Goal
List each line in which the string "title" appears.

** BEGIN **

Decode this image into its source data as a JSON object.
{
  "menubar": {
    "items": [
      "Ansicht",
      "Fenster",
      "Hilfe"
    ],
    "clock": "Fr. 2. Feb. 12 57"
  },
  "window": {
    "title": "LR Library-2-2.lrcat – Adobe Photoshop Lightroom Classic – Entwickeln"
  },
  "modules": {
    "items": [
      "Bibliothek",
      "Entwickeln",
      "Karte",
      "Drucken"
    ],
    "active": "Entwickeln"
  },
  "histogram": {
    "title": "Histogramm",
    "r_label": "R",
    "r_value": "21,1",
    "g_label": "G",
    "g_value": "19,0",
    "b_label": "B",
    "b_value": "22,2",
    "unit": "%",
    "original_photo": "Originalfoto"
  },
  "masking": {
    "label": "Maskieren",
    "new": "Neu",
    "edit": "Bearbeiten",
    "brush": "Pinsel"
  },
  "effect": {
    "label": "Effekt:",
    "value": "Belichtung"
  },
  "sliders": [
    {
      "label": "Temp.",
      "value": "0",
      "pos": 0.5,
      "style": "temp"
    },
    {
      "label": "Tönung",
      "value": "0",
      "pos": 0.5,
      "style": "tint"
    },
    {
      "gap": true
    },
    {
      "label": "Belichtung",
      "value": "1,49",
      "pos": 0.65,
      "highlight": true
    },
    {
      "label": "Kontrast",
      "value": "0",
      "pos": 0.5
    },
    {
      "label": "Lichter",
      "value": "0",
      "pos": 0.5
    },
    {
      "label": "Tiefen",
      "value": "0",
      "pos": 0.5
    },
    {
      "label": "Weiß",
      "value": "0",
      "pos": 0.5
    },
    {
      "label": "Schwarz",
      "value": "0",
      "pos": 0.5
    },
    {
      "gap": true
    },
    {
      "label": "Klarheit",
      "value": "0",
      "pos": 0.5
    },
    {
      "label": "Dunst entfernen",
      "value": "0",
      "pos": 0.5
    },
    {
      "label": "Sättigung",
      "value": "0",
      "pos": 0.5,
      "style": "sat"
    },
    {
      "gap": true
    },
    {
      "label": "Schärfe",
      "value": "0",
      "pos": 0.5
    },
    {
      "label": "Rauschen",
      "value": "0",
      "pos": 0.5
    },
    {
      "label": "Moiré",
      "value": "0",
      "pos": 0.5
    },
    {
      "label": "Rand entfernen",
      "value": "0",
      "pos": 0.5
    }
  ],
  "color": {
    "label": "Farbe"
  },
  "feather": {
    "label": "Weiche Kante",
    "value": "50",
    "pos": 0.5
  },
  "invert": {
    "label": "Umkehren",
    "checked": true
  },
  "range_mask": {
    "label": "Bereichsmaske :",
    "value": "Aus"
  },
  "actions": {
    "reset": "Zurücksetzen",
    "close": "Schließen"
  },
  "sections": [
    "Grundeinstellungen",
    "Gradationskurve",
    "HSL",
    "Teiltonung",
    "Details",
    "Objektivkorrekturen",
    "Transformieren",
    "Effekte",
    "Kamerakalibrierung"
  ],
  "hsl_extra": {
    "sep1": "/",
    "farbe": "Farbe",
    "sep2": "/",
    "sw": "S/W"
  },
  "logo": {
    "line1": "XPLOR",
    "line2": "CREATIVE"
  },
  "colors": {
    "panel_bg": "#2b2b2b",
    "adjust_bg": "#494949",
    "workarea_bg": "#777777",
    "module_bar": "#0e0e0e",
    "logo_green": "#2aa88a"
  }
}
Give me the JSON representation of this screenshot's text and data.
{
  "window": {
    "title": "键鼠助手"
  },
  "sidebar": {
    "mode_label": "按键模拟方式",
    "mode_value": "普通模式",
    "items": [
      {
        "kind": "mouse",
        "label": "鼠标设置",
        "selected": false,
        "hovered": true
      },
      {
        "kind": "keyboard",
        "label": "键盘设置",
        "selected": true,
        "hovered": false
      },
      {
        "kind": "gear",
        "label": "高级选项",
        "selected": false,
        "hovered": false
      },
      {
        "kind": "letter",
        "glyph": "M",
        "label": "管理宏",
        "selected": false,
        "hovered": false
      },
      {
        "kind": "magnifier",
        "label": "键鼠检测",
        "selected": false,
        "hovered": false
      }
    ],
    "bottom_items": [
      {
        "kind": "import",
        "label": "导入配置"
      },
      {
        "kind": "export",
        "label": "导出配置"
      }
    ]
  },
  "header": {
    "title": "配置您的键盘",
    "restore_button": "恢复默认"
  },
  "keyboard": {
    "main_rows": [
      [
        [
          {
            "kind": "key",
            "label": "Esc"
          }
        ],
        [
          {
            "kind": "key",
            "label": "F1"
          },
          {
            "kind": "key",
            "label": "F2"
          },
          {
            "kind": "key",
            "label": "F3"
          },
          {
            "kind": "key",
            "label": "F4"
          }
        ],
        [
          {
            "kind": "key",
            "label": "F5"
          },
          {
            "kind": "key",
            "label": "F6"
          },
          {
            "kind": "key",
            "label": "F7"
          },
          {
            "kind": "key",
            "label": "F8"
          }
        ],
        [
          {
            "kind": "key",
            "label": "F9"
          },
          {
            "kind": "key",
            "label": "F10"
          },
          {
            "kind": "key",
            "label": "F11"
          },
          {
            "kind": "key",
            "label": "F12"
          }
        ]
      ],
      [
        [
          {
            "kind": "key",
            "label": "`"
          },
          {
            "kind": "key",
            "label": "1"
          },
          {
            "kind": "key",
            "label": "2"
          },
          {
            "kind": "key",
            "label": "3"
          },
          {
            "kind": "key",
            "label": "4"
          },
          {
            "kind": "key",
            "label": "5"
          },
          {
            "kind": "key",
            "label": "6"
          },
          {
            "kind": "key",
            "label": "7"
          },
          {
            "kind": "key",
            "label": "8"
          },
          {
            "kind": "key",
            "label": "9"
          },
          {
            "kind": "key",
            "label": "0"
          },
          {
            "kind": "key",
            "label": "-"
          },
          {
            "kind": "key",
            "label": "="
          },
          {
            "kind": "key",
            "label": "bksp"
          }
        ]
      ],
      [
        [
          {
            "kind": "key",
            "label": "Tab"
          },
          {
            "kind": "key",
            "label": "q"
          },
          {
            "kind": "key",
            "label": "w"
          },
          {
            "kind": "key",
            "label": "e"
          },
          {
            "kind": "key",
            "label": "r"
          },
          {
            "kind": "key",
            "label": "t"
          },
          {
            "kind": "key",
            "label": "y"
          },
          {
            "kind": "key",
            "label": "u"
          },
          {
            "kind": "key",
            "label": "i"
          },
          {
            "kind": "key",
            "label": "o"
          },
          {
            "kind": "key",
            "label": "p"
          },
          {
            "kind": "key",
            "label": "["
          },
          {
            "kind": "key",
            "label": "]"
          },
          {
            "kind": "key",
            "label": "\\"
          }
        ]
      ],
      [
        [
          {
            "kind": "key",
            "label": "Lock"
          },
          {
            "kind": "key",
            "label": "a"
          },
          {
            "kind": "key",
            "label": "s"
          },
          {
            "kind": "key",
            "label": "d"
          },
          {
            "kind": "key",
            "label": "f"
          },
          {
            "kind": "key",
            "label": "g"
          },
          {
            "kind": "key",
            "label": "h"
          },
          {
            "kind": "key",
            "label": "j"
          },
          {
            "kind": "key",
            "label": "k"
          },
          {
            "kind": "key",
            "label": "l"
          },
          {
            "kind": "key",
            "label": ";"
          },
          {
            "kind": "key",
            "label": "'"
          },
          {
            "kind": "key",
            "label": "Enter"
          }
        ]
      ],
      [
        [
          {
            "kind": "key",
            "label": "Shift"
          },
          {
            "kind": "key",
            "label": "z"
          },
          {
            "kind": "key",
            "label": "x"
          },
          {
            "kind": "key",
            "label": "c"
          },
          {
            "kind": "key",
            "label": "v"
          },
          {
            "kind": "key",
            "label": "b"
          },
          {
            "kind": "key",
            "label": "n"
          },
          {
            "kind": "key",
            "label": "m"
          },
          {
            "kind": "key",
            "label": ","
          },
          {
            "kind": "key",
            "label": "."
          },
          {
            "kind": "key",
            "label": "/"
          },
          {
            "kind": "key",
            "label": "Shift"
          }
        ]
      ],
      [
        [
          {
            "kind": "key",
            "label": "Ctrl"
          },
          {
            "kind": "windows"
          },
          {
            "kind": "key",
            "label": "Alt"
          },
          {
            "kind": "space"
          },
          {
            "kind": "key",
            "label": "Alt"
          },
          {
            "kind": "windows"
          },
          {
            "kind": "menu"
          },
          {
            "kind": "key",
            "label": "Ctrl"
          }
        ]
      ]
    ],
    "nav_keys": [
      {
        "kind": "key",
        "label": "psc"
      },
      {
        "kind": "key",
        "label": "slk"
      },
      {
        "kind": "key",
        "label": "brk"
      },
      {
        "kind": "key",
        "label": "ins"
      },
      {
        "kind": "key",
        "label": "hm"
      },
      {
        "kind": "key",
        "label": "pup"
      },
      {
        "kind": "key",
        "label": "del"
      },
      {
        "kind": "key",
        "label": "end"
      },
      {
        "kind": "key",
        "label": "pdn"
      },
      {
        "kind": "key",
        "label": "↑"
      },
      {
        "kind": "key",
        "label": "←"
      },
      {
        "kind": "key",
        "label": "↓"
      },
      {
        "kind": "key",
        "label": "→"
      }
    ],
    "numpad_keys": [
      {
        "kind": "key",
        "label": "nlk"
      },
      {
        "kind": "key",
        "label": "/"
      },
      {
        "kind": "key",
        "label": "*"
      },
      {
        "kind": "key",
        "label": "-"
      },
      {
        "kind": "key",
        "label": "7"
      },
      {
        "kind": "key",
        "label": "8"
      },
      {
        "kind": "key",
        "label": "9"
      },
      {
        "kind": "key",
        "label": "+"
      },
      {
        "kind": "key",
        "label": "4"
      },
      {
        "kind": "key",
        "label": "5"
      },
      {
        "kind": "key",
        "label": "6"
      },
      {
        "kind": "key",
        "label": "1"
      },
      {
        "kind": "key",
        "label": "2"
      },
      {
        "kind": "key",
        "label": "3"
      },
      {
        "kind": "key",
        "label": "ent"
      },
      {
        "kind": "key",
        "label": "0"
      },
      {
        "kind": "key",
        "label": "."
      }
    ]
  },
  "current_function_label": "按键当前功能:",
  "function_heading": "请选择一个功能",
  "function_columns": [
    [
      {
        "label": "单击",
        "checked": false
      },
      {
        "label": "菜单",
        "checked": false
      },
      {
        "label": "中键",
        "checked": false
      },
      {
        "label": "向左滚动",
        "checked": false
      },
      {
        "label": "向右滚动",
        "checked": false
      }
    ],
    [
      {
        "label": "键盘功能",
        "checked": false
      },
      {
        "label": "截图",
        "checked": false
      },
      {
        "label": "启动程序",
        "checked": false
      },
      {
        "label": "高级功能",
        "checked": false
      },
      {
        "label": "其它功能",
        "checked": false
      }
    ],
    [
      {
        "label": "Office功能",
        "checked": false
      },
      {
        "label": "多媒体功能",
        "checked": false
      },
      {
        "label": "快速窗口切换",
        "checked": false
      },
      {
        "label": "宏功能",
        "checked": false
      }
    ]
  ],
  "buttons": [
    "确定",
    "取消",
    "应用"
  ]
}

** END **

Task output
    "title": "LR Library-2-2.lrcat – Adobe Photoshop Lightroom Classic – Entwickeln"
    "title": "Histogramm",
    "title": "键鼠助手"
    "title": "配置您的键盘",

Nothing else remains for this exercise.